[start]

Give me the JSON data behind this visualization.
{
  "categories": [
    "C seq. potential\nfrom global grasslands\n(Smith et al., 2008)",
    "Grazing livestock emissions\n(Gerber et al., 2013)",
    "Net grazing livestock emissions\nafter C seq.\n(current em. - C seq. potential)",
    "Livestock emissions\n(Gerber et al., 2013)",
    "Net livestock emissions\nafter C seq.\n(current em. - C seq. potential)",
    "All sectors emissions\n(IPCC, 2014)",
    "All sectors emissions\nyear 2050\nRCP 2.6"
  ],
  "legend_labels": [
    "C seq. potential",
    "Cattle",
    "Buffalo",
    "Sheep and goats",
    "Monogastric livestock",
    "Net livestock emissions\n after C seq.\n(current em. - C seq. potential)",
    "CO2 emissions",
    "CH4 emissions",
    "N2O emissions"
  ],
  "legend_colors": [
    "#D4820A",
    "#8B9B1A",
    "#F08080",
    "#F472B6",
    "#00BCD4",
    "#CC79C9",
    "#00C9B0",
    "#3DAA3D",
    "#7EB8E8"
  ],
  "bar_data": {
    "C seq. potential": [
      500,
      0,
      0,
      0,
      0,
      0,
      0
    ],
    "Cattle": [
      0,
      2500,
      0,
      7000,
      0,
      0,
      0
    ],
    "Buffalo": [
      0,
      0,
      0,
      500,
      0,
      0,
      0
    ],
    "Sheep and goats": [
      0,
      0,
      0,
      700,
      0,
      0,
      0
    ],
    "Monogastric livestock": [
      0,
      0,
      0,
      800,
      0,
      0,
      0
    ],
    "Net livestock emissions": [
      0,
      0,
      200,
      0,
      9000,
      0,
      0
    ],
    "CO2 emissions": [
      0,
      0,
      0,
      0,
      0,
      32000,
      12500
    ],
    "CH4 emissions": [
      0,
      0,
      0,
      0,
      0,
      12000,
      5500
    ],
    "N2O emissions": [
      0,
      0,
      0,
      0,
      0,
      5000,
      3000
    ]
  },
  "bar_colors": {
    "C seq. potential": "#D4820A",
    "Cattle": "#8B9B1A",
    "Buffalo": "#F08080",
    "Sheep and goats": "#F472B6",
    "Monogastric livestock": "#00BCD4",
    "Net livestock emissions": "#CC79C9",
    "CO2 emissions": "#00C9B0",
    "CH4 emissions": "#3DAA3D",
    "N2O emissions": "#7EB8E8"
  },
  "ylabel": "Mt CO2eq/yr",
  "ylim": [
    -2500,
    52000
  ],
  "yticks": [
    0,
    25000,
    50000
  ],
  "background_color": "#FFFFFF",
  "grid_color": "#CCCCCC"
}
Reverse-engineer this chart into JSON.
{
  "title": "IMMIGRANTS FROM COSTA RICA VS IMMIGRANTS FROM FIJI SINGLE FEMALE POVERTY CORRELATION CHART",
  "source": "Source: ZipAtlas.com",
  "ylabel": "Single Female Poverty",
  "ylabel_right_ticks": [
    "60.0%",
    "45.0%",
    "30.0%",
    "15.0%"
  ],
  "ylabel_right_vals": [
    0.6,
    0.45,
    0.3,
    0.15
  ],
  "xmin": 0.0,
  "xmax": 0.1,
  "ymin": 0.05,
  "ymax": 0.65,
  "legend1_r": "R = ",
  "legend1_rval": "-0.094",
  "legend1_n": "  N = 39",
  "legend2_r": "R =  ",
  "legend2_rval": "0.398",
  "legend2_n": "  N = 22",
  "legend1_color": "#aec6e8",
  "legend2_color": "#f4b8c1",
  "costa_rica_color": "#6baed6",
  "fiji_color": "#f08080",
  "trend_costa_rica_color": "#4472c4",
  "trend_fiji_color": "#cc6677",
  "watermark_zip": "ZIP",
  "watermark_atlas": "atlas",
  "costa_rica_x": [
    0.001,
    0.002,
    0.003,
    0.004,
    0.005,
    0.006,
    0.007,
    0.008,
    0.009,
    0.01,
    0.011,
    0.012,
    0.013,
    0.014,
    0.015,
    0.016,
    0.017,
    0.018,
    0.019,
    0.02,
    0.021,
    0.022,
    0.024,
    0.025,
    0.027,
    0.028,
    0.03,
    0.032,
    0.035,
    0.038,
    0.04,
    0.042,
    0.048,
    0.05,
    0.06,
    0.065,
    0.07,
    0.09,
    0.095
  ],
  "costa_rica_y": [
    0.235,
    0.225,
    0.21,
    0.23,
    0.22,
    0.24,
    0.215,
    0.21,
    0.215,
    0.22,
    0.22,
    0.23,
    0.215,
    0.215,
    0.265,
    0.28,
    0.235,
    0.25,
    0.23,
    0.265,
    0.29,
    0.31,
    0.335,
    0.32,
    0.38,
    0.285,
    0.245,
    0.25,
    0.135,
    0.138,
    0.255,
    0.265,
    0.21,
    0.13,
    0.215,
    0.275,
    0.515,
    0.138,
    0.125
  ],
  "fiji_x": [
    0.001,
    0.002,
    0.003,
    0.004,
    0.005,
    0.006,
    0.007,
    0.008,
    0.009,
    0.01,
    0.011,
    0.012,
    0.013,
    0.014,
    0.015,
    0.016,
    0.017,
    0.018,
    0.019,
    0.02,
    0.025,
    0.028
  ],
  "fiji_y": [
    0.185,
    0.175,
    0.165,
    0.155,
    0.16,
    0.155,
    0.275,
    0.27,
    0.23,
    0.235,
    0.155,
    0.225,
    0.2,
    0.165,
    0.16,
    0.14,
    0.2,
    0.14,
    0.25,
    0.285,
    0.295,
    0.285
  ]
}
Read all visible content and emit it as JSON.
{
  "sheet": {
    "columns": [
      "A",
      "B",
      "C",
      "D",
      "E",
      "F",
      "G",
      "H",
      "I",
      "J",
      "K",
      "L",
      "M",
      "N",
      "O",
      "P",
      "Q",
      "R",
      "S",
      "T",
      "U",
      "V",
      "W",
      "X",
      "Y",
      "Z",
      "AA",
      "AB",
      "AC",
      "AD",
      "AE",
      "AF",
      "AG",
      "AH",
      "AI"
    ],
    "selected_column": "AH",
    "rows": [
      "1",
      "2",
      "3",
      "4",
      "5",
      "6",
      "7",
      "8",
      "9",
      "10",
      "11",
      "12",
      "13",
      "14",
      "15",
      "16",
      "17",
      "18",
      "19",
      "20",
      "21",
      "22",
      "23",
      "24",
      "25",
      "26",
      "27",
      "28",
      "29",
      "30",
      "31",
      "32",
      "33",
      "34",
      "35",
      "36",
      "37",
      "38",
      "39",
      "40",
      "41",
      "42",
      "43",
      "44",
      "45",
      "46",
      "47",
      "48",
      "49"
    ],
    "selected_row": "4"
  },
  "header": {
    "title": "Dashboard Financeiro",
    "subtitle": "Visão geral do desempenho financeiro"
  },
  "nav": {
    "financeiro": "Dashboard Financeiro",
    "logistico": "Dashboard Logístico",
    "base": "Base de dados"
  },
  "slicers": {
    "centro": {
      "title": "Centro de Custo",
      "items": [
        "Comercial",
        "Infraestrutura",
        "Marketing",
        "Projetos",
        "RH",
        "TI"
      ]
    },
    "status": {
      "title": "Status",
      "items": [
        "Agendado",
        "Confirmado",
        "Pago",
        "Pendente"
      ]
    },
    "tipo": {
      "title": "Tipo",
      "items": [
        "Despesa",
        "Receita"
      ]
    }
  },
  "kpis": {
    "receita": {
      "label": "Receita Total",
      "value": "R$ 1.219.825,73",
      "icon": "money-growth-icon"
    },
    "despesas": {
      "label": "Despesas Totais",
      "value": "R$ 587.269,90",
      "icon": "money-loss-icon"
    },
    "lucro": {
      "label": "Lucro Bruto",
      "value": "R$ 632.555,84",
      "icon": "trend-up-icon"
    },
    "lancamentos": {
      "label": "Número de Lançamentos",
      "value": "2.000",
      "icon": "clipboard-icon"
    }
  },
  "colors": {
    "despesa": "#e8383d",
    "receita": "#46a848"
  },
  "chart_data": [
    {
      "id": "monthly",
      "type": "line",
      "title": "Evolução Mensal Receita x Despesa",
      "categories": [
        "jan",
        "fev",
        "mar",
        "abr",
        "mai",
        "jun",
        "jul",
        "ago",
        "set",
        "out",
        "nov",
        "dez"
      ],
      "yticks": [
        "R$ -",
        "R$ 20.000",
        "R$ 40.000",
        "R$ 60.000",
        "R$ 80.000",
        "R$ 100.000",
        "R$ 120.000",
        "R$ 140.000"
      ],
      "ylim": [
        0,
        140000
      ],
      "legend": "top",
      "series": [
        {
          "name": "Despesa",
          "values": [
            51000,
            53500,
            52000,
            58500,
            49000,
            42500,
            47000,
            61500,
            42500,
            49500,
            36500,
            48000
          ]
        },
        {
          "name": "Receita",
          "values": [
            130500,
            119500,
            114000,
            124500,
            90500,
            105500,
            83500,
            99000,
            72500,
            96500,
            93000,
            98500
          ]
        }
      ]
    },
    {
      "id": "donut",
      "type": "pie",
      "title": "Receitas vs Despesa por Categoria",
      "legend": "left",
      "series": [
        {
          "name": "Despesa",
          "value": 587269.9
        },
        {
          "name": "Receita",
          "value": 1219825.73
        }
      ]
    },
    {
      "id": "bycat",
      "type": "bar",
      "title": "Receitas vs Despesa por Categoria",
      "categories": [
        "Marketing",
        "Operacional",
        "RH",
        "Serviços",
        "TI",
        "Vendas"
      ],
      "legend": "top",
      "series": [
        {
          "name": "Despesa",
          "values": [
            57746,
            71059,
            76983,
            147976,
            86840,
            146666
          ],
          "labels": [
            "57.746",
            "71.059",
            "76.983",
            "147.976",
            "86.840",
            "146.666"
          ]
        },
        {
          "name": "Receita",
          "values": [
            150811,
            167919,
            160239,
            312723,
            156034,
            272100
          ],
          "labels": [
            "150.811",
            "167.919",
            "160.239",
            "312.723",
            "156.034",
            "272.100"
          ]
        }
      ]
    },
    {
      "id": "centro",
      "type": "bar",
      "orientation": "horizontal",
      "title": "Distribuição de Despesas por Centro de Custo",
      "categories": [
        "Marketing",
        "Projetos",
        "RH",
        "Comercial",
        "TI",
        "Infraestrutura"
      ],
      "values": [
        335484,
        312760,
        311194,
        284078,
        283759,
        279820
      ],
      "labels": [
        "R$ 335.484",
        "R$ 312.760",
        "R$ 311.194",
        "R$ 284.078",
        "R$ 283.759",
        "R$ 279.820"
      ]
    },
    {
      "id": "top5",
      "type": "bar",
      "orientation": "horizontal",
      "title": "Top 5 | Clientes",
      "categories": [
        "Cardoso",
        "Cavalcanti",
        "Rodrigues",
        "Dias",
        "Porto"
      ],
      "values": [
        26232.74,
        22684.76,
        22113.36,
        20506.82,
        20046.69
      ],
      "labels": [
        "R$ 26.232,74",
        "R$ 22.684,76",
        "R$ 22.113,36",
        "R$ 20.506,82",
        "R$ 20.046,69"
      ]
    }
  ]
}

[end]

> [WHAT TO WORK ON] Lines that hold the word "goats" are the ones to return, every one of them.

> [EXPECTED ANSWER]
    "Sheep and goats",
    "Sheep and goats": [
    "Sheep and goats": "#F472B6",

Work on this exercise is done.